* **Your instructions**: Would you set down every entry shown below, precisely as written?

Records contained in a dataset

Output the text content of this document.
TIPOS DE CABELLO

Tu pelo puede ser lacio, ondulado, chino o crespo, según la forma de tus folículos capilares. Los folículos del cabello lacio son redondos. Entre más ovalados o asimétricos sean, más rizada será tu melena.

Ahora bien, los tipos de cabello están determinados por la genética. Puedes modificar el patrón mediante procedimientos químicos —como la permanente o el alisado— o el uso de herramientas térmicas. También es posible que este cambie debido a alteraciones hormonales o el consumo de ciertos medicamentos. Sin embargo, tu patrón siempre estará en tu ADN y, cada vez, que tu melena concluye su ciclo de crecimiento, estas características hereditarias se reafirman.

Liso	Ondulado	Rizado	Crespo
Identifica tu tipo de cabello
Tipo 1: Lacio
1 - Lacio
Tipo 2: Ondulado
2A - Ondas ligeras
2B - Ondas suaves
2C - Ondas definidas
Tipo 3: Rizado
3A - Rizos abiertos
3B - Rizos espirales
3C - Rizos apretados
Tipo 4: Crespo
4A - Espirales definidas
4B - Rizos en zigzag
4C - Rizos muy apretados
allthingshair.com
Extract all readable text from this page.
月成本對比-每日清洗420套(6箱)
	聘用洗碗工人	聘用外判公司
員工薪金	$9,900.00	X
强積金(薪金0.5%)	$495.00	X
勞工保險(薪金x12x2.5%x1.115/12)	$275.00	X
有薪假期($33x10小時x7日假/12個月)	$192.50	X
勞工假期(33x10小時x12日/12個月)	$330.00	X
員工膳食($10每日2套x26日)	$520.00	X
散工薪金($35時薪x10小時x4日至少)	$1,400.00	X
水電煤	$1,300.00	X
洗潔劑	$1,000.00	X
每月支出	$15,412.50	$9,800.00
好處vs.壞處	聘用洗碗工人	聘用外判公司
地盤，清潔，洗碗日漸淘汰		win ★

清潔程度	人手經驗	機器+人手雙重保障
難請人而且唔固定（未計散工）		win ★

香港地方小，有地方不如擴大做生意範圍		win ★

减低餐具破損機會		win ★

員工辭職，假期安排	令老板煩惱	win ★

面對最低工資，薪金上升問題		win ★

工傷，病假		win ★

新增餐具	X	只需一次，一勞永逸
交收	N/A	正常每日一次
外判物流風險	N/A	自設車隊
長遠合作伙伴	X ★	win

* **Response below**:
Output the text content of this document.
TIPOS DE CABELLO

Tu pelo puede ser lacio, ondulado, chino o crespo, según la forma de tus folículos capilares. Los folículos del cabello lacio son redondos. Entre más ovalados o asimétricos sean, más rizada será tu melena.

Ahora bien, los tipos de cabello están determinados por la genética. Puedes modificar el patrón mediante procedimientos químicos —como la permanente o el alisado— o el uso de herramientas térmicas. También es posible que este cambie debido a alteraciones hormonales o el consumo de ciertos medicamentos. Sin embargo, tu patrón siempre estará en tu ADN y, cada vez, que tu melena concluye su ciclo de crecimiento, estas características hereditarias se reafirman.

Liso	Ondulado	Rizado	Crespo
Identifica tu tipo de cabello
Tipo 1: Lacio
1 - Lacio
Tipo 2: Ondulado
2A - Ondas ligeras
2B - Ondas suaves
2C - Ondas definidas
Tipo 3: Rizado
3A - Rizos abiertos
3B - Rizos espirales
3C - Rizos apretados
Tipo 4: Crespo
4A - Espirales definidas
4B - Rizos en zigzag
4C - Rizos muy apretados
allthingshair.com
Extract all readable text from this page.
月成本對比-每日清洗420套(6箱)
	聘用洗碗工人	聘用外判公司
員工薪金	$9,900.00	X
强積金(薪金0.5%)	$495.00	X
勞工保險(薪金x12x2.5%x1.115/12)	$275.00	X
有薪假期($33x10小時x7日假/12個月)	$192.50	X
勞工假期(33x10小時x12日/12個月)	$330.00	X
員工膳食($10每日2套x26日)	$520.00	X
散工薪金($35時薪x10小時x4日至少)	$1,400.00	X
水電煤	$1,300.00	X
洗潔劑	$1,000.00	X
每月支出	$15,412.50	$9,800.00
好處vs.壞處	聘用洗碗工人	聘用外判公司
地盤，清潔，洗碗日漸淘汰		win ★

清潔程度	人手經驗	機器+人手雙重保障
難請人而且唔固定（未計散工）		win ★

香港地方小，有地方不如擴大做生意範圍		win ★

减低餐具破損機會		win ★

員工辭職，假期安排	令老板煩惱	win ★

面對最低工資，薪金上升問題		win ★

工傷，病假		win ★

新增餐具	X	只需一次，一勞永逸
交收	N/A	正常每日一次
外判物流風險	N/A	自設車隊
長遠合作伙伴	X ★	win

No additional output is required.